__Data__.
————

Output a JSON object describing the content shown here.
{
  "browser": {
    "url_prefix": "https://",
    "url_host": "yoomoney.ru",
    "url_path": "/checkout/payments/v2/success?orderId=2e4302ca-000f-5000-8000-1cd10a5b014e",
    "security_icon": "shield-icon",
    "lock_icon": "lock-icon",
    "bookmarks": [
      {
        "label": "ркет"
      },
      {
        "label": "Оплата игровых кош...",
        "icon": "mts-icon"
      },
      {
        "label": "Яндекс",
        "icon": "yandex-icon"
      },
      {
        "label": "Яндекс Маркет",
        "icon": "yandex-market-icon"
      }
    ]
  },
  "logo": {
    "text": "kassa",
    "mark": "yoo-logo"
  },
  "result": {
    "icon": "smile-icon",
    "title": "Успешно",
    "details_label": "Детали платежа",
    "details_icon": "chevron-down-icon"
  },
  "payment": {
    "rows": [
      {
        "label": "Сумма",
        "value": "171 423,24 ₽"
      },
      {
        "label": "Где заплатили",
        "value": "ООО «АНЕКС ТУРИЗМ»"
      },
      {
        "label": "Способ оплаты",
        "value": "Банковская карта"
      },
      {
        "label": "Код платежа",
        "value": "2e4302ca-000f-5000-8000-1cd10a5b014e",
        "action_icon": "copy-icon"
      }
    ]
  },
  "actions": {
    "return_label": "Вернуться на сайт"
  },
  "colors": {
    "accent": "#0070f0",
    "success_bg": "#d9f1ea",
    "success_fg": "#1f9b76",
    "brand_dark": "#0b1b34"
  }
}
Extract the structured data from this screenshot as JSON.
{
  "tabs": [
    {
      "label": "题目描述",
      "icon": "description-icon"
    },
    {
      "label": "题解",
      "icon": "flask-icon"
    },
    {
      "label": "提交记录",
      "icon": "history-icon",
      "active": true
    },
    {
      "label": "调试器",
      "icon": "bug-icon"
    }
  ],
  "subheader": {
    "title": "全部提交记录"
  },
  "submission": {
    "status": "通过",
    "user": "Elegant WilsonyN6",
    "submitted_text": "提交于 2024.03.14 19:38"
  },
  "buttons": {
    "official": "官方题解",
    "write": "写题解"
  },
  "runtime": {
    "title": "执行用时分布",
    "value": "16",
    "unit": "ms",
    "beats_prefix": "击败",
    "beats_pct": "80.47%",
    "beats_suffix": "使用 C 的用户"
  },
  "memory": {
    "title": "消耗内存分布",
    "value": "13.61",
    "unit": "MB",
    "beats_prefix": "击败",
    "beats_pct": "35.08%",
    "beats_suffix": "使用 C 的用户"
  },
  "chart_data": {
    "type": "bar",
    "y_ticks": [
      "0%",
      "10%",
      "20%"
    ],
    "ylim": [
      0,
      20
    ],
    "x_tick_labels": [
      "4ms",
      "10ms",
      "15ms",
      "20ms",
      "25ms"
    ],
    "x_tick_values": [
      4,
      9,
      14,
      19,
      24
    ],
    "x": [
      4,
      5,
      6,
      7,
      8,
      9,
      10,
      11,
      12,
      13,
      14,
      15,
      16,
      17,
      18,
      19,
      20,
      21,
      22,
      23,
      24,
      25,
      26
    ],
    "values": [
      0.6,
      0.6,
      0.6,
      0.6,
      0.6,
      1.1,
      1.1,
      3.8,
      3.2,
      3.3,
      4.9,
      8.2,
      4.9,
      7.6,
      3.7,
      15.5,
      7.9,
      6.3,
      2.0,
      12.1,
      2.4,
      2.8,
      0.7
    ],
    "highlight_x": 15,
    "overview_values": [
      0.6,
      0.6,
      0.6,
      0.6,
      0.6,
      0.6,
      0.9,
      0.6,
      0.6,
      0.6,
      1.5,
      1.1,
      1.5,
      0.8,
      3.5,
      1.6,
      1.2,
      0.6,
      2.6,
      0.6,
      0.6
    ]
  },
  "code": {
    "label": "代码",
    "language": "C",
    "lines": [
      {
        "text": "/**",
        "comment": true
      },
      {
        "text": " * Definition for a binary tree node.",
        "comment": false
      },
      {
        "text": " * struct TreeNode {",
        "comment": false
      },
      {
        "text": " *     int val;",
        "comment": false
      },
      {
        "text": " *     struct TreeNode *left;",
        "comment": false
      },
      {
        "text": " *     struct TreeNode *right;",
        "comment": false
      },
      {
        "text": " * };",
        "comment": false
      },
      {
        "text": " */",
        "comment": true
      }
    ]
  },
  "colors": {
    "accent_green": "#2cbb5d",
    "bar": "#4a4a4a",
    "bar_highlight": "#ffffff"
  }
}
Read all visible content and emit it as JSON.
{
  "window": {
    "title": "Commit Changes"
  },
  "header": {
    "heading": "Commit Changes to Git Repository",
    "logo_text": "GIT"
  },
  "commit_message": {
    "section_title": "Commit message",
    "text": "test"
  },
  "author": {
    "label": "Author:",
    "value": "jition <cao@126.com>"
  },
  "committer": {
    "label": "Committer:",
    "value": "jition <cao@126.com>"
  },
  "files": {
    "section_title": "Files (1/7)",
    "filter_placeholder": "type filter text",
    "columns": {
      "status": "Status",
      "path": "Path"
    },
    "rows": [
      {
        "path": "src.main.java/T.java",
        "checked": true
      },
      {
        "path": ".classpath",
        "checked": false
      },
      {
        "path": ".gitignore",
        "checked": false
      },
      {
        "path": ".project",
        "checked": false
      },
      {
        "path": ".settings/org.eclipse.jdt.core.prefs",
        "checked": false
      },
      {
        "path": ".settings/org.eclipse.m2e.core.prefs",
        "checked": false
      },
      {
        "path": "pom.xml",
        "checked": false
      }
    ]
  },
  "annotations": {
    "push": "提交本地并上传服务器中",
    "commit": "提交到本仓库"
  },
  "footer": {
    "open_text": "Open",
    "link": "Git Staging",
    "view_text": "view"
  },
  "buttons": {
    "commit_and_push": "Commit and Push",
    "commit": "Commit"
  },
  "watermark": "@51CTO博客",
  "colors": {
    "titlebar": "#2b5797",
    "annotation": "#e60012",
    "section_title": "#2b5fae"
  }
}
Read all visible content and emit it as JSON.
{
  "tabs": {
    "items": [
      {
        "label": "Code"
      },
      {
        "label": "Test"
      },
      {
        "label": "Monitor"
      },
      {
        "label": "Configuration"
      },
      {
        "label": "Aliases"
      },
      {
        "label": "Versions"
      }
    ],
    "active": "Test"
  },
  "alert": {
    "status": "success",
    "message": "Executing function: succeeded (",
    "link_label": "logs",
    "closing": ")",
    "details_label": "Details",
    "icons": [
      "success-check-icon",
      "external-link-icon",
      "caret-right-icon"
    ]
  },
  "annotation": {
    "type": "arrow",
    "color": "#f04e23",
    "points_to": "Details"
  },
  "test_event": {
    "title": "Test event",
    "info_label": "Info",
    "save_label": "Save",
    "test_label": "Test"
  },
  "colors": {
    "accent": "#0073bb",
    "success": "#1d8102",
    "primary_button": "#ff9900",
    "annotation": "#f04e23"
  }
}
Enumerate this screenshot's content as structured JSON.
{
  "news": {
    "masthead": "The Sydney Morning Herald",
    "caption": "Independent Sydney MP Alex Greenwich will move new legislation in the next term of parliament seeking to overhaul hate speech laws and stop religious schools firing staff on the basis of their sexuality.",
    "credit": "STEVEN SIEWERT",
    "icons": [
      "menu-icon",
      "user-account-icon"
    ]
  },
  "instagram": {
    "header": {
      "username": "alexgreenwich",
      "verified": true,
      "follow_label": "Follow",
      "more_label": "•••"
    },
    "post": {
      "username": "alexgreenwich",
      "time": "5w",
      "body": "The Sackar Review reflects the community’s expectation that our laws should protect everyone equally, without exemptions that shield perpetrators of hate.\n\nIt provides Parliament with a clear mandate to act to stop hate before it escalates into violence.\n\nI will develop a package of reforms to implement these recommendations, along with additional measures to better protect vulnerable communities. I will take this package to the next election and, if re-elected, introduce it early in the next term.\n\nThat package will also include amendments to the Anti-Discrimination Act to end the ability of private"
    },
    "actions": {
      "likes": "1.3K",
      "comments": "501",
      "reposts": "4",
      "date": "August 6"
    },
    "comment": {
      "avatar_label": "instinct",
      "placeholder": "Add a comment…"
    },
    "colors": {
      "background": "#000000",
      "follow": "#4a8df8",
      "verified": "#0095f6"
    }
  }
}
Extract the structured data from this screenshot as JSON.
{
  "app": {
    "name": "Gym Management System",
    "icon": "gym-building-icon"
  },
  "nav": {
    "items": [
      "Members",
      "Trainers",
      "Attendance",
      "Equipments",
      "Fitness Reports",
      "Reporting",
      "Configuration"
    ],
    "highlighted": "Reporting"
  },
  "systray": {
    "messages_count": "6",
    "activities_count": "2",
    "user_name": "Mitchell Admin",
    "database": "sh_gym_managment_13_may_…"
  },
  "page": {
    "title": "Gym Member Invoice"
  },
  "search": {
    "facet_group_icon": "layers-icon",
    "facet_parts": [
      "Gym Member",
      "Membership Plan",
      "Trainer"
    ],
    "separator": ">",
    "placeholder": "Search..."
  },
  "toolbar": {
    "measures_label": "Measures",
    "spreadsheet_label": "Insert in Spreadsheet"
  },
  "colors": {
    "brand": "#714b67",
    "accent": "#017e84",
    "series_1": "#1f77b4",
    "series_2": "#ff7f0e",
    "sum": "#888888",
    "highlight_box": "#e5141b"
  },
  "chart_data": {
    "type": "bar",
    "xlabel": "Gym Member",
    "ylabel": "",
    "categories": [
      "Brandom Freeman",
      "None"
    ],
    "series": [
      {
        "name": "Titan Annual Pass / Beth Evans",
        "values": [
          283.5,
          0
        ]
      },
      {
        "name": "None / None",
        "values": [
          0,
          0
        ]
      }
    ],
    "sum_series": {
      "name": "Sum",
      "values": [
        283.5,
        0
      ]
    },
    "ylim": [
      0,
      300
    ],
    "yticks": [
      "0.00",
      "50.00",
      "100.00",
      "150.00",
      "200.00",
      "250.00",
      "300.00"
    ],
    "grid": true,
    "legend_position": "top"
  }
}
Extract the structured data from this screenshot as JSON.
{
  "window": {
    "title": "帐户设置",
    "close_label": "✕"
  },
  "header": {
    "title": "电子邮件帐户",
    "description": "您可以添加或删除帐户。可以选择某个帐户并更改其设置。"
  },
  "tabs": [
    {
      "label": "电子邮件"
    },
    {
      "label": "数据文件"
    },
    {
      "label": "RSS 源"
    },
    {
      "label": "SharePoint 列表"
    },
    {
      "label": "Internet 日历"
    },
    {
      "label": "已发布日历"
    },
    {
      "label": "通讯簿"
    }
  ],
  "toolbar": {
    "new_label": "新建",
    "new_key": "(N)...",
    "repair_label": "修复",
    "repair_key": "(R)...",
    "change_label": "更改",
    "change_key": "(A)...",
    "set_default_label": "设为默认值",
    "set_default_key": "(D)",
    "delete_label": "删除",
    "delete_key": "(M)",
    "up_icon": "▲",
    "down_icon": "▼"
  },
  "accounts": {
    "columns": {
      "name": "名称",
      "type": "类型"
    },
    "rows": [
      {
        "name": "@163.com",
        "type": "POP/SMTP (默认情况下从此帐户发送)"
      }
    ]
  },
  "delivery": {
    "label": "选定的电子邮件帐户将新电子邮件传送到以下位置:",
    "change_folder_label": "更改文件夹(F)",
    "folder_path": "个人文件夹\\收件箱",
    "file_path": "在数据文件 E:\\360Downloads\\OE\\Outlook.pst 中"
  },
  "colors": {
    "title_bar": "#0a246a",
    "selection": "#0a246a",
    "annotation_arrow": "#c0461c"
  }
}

————

__Short exercise__.
Copy each line of the records that contains the word "right".

__The response__.
        "text": " *     struct TreeNode *right;",
      "caret-right-icon"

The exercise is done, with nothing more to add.